> ENTRIES SUPPLIED
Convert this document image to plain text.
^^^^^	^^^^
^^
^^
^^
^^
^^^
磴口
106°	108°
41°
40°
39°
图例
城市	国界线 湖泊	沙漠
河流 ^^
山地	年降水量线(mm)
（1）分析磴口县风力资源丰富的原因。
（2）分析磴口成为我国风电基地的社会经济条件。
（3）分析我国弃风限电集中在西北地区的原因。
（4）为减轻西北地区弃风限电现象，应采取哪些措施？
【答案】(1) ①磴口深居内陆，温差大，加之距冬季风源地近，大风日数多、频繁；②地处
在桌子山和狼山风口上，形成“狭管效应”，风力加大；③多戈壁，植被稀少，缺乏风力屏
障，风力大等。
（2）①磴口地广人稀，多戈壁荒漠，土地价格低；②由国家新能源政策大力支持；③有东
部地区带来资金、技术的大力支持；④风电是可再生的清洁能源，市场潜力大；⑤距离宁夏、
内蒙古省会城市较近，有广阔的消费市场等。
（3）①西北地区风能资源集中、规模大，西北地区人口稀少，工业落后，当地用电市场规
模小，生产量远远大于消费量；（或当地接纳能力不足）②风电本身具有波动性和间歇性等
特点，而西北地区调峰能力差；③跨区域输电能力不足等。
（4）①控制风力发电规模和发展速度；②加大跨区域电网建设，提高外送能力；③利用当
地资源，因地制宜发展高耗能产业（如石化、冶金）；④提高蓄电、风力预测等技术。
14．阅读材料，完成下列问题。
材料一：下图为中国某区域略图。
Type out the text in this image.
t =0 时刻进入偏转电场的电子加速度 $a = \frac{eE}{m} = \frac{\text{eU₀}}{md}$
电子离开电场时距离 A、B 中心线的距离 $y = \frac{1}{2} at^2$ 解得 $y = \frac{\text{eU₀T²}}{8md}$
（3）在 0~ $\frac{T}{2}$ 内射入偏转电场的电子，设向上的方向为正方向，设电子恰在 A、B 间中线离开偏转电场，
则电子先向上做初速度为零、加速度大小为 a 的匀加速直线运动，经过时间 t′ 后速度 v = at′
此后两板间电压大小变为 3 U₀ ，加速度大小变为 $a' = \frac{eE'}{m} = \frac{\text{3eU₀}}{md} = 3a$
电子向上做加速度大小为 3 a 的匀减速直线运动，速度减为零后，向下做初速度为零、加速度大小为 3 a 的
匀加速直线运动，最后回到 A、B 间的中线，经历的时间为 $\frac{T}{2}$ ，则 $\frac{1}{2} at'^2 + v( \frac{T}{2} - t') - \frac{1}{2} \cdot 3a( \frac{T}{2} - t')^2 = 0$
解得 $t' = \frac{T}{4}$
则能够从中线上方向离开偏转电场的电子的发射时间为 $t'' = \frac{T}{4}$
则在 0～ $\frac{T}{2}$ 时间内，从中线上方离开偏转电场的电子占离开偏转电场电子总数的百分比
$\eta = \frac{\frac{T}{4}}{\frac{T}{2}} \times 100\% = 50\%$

> WHAT YOU HAVE TO DO
Transcribe all of the lines in the records precisely.

> RESULT OF THIS EXERCISE
Convert this document image to plain text.
^^^^^	^^^^
^^
^^
^^
^^
^^^
磴口
106°	108°
41°
40°
39°
图例
城市	国界线 湖泊	沙漠
河流 ^^
山地	年降水量线(mm)
（1）分析磴口县风力资源丰富的原因。
（2）分析磴口成为我国风电基地的社会经济条件。
（3）分析我国弃风限电集中在西北地区的原因。
（4）为减轻西北地区弃风限电现象，应采取哪些措施？
【答案】(1) ①磴口深居内陆，温差大，加之距冬季风源地近，大风日数多、频繁；②地处
在桌子山和狼山风口上，形成“狭管效应”，风力加大；③多戈壁，植被稀少，缺乏风力屏
障，风力大等。
（2）①磴口地广人稀，多戈壁荒漠，土地价格低；②由国家新能源政策大力支持；③有东
部地区带来资金、技术的大力支持；④风电是可再生的清洁能源，市场潜力大；⑤距离宁夏、
内蒙古省会城市较近，有广阔的消费市场等。
（3）①西北地区风能资源集中、规模大，西北地区人口稀少，工业落后，当地用电市场规
模小，生产量远远大于消费量；（或当地接纳能力不足）②风电本身具有波动性和间歇性等
特点，而西北地区调峰能力差；③跨区域输电能力不足等。
（4）①控制风力发电规模和发展速度；②加大跨区域电网建设，提高外送能力；③利用当
地资源，因地制宜发展高耗能产业（如石化、冶金）；④提高蓄电、风力预测等技术。
14．阅读材料，完成下列问题。
材料一：下图为中国某区域略图。
Type out the text in this image.
t =0 时刻进入偏转电场的电子加速度 $a = \frac{eE}{m} = \frac{\text{eU₀}}{md}$
电子离开电场时距离 A、B 中心线的距离 $y = \frac{1}{2} at^2$ 解得 $y = \frac{\text{eU₀T²}}{8md}$
（3）在 0~ $\frac{T}{2}$ 内射入偏转电场的电子，设向上的方向为正方向，设电子恰在 A、B 间中线离开偏转电场，
则电子先向上做初速度为零、加速度大小为 a 的匀加速直线运动，经过时间 t′ 后速度 v = at′
此后两板间电压大小变为 3 U₀ ，加速度大小变为 $a' = \frac{eE'}{m} = \frac{\text{3eU₀}}{md} = 3a$
电子向上做加速度大小为 3 a 的匀减速直线运动，速度减为零后，向下做初速度为零、加速度大小为 3 a 的
匀加速直线运动，最后回到 A、B 间的中线，经历的时间为 $\frac{T}{2}$ ，则 $\frac{1}{2} at'^2 + v( \frac{T}{2} - t') - \frac{1}{2} \cdot 3a( \frac{T}{2} - t')^2 = 0$
解得 $t' = \frac{T}{4}$
则能够从中线上方向离开偏转电场的电子的发射时间为 $t'' = \frac{T}{4}$
则在 0～ $\frac{T}{2}$ 时间内，从中线上方离开偏转电场的电子占离开偏转电场电子总数的百分比
$\eta = \frac{\frac{T}{4}}{\frac{T}{2}} \times 100\% = 50\%$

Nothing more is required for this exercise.